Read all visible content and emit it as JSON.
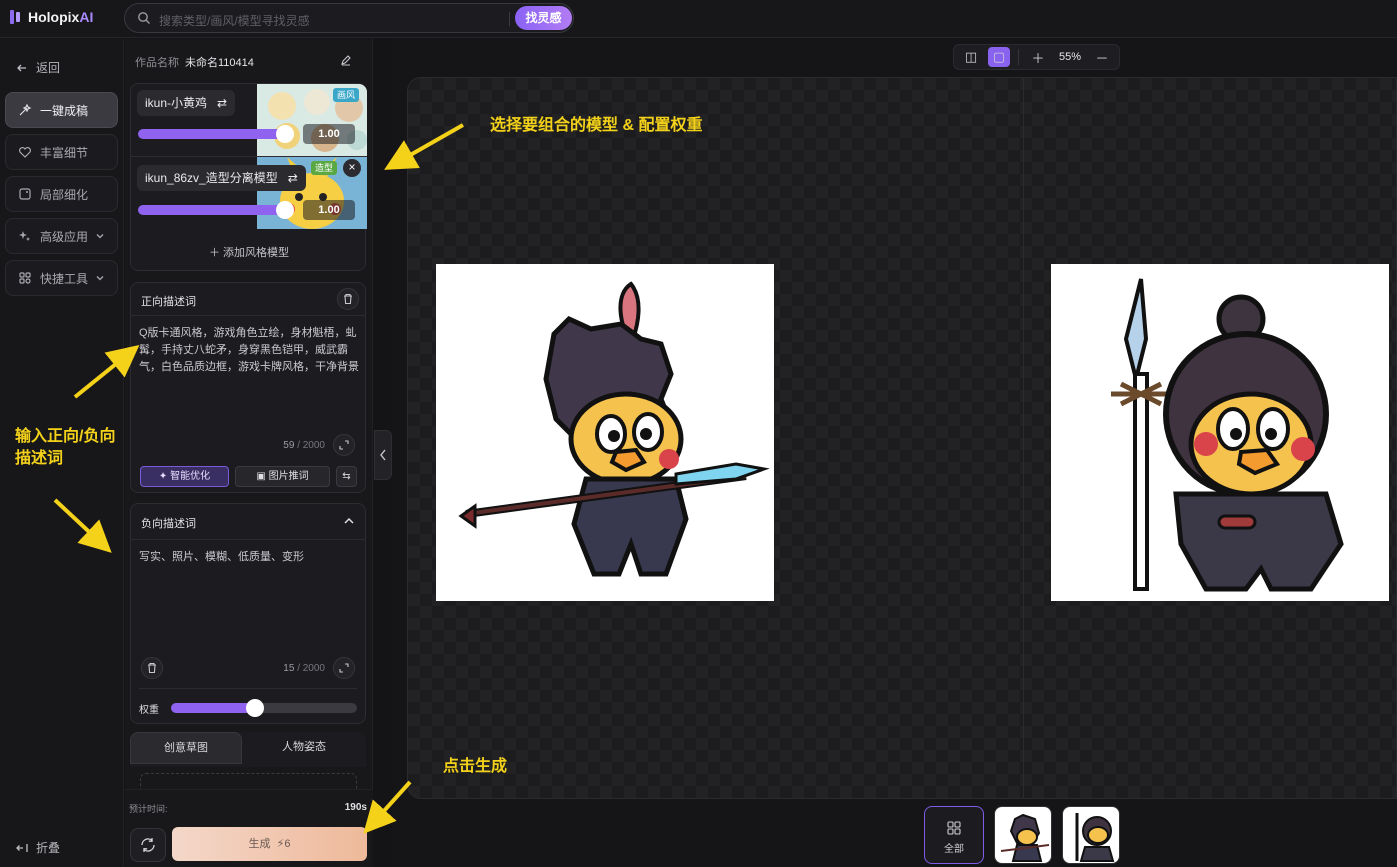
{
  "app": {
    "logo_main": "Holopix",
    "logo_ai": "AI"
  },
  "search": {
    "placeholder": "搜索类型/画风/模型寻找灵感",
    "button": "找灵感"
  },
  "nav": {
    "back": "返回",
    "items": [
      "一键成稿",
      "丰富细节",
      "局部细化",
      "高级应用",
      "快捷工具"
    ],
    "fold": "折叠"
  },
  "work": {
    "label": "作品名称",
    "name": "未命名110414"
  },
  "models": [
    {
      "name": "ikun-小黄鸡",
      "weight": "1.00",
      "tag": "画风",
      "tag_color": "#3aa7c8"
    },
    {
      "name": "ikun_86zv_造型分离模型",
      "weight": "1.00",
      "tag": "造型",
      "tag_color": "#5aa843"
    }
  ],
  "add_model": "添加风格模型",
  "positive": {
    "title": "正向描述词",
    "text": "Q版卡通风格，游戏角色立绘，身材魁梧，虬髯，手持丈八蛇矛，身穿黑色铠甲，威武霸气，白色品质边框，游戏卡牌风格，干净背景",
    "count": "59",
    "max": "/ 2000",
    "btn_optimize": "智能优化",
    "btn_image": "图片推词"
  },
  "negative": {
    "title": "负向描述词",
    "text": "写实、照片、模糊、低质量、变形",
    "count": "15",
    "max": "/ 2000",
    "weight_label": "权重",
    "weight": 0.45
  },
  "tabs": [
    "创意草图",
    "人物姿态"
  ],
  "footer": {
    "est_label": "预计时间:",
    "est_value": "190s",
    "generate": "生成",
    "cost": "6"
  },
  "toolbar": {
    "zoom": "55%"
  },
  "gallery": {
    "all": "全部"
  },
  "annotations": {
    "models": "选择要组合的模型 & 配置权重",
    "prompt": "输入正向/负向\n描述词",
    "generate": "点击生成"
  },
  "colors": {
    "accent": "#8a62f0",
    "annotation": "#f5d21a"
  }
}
********
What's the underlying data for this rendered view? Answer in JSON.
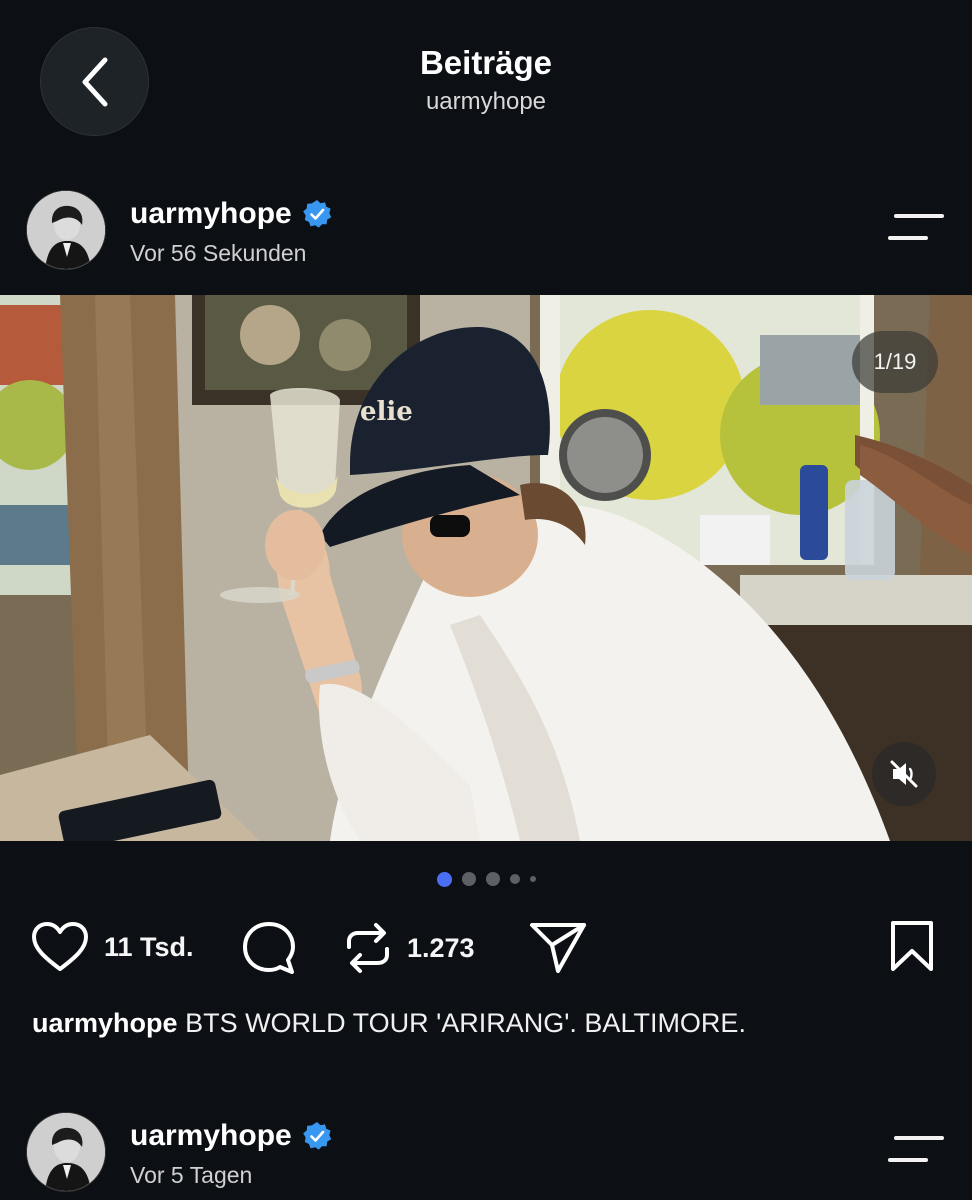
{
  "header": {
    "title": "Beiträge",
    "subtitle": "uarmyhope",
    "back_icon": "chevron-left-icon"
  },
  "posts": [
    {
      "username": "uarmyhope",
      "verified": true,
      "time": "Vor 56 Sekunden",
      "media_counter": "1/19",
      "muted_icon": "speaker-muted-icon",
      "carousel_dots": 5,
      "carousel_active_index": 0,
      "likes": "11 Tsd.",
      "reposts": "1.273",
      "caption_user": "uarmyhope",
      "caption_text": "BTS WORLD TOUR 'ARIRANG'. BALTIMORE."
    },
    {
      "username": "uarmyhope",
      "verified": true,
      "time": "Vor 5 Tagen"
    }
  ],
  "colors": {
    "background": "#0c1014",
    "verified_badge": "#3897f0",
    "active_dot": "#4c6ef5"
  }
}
********
§ Short exercise: Track down every line of the material containing the string "uarmyhope", and copy it.

§ Answer to the problem:
    "subtitle": "uarmyhope",
      "username": "uarmyhope",
      "caption_user": "uarmyhope",
      "username": "uarmyhope",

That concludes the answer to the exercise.